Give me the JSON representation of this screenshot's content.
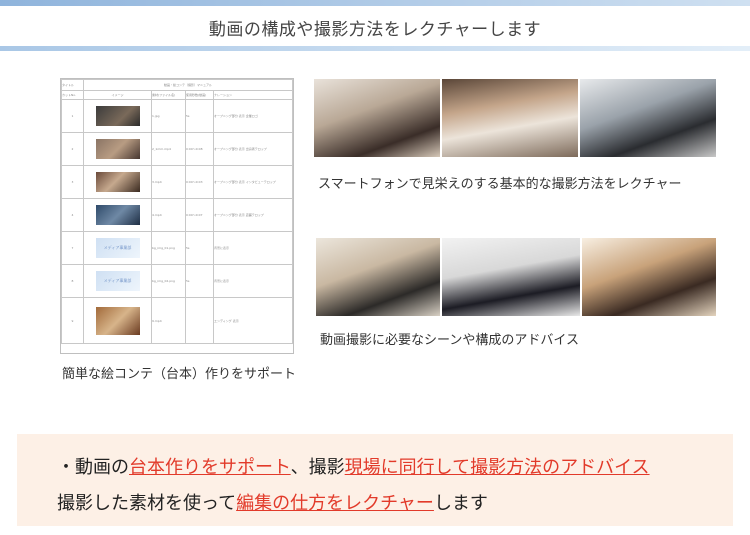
{
  "header": {
    "title": "動画の構成や撮影方法をレクチャーします"
  },
  "storyboard": {
    "title": "動画・絵コンテ（撮影）マニュアル",
    "columns": [
      "カットNo.",
      "イメージ",
      "素材(ファイル名)",
      "使用秒数(動画)",
      "ナレーション"
    ],
    "rows": [
      {
        "no": "1",
        "file": "1.jpg",
        "secs": "5s",
        "note": "オープニング部分 表示 企業ロゴ"
      },
      {
        "no": "2",
        "file": "2_1mm.mp4",
        "secs": "0:00～0:08",
        "note": "オープニング部分 表示 出演者テロップ"
      },
      {
        "no": "3",
        "file": "3.mp4",
        "secs": "0:00～0:03",
        "note": "オープニング部分 表示 インタビューテロップ"
      },
      {
        "no": "4",
        "file": "4.mp4",
        "secs": "0:00～0:07",
        "note": "オープニング部分 表示 店舗テロップ"
      },
      {
        "no": "7",
        "file": "bg_img_01.png",
        "secs": "5s",
        "image_text": "メディア事業部",
        "note": "背景に表示"
      },
      {
        "no": "8",
        "file": "bg_img_02.png",
        "secs": "5s",
        "image_text": "メディア事業部",
        "note": "背景に表示"
      },
      {
        "no": "9",
        "file": "9.mp4",
        "secs": "",
        "note": "エンディング 表示"
      }
    ]
  },
  "captions": {
    "storyboard": "簡単な絵コンテ（台本）作りをサポート",
    "smartphone": "スマートフォンで見栄えのする基本的な撮影方法をレクチャー",
    "scenes": "動画撮影に必要なシーンや構成のアドバイス"
  },
  "notes": {
    "line1": {
      "prefix": "・動画の",
      "hl1": "台本作りをサポート",
      "mid": "、撮影",
      "hl2": "現場に同行して撮影方法のアドバイス"
    },
    "line2": {
      "prefix": "撮影した素材を使って",
      "hl1": "編集の仕方をレクチャー",
      "suffix": "します"
    }
  },
  "colors": {
    "accent_red": "#e23a2a",
    "note_bg": "#fdf0e6",
    "header_rule": "#a9c7e6"
  }
}
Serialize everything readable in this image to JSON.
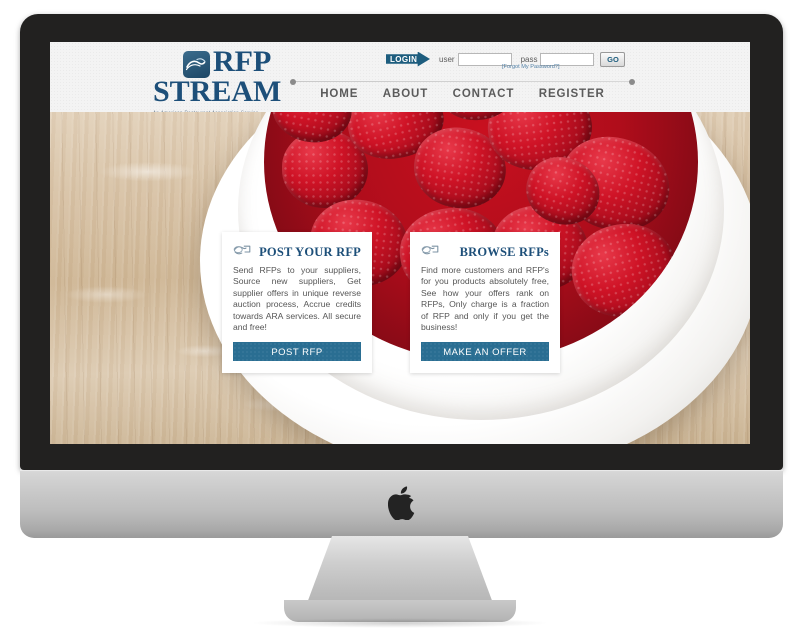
{
  "device": {
    "brand_logo": "apple-logo"
  },
  "site": {
    "logo": {
      "mark": "wave-logo-icon",
      "line1": "RFP",
      "line2": "STREAM",
      "tagline": "An American Restaurant Association Service"
    },
    "login": {
      "button_label": "LOGIN",
      "user_label": "user",
      "user_value": "",
      "user_placeholder": "",
      "pass_label": "pass",
      "pass_value": "",
      "pass_placeholder": "",
      "go_label": "GO",
      "forgot_label": "[Forgot My Password?]"
    },
    "nav": [
      {
        "label": "HOME"
      },
      {
        "label": "ABOUT"
      },
      {
        "label": "CONTACT"
      },
      {
        "label": "REGISTER"
      }
    ],
    "hero": {
      "image_description": "bowl of fresh raspberries in a white cup on a rustic wooden table"
    },
    "cards": [
      {
        "icon": "handshake-icon",
        "title": "POST YOUR RFP",
        "body": "Send RFPs to your suppliers, Source new suppliers, Get supplier offers in unique reverse auction process, Accrue credits towards ARA services. All secure and free!",
        "button_label": "POST RFP"
      },
      {
        "icon": "handshake-icon",
        "title": "BROWSE RFPs",
        "body": "Find more customers and RFP's for you products absolutely free, See how your offers rank on RFPs, Only charge is a fraction of RFP and only if you get the business!",
        "button_label": "MAKE AN OFFER"
      }
    ]
  },
  "colors": {
    "brand_blue": "#1d4f79",
    "button_teal": "#2a6e92",
    "login_arrow": "#1d5d7e",
    "nav_text": "#5b5b5b",
    "berry_red": "#c8101f",
    "bezel": "#222120"
  }
}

> _Task objective_: Go through the listing above and pull out each line containing the word "secs".

> _Written reply_:
        "secs": "5s",
        "secs": "0:00～0:08",
        "secs": "0:00～0:03",
        "secs": "0:00～0:07",
        "secs": "5s",
        "secs": "5s",
        "secs": "",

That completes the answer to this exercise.